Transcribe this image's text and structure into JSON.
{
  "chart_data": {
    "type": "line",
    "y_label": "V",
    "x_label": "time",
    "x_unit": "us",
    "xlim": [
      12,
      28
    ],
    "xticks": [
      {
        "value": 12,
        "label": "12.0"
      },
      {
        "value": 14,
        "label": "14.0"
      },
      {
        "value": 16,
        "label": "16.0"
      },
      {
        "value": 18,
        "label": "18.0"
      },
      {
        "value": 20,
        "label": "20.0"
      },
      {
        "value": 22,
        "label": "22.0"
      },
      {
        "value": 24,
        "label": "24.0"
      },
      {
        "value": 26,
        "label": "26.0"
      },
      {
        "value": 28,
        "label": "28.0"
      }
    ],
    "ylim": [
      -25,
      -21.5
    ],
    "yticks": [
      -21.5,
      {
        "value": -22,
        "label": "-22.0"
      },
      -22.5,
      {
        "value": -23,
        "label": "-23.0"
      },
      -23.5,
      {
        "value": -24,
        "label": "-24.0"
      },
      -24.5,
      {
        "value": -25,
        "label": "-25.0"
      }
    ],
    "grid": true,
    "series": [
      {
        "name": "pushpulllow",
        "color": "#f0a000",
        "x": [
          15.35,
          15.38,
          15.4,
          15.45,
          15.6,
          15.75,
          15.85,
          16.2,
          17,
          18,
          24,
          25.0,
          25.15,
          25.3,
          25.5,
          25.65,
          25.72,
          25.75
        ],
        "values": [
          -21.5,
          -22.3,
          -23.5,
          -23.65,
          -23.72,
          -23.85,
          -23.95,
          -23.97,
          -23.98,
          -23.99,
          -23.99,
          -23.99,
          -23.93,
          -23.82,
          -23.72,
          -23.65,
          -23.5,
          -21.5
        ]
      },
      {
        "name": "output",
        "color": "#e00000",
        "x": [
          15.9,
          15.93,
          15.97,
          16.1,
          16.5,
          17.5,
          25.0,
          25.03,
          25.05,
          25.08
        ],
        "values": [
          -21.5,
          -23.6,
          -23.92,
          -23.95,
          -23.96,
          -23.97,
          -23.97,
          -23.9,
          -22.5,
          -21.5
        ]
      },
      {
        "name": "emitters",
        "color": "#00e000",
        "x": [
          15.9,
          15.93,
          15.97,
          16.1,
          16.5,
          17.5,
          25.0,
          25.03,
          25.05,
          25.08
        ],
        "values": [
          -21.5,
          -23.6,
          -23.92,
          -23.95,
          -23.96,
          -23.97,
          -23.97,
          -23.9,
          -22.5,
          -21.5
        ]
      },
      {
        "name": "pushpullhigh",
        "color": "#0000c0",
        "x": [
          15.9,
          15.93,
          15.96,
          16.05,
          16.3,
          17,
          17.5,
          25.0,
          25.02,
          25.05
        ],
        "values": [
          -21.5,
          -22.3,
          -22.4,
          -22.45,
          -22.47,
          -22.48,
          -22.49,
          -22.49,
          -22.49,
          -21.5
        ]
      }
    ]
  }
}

____

GIVEN REQUEST >>
Identify the lines that contain the string "color", and copy every one of them.

FINISHED ANSWER >>
        "color": "#f0a000",
        "color": "#e00000",
        "color": "#00e000",
        "color": "#0000c0",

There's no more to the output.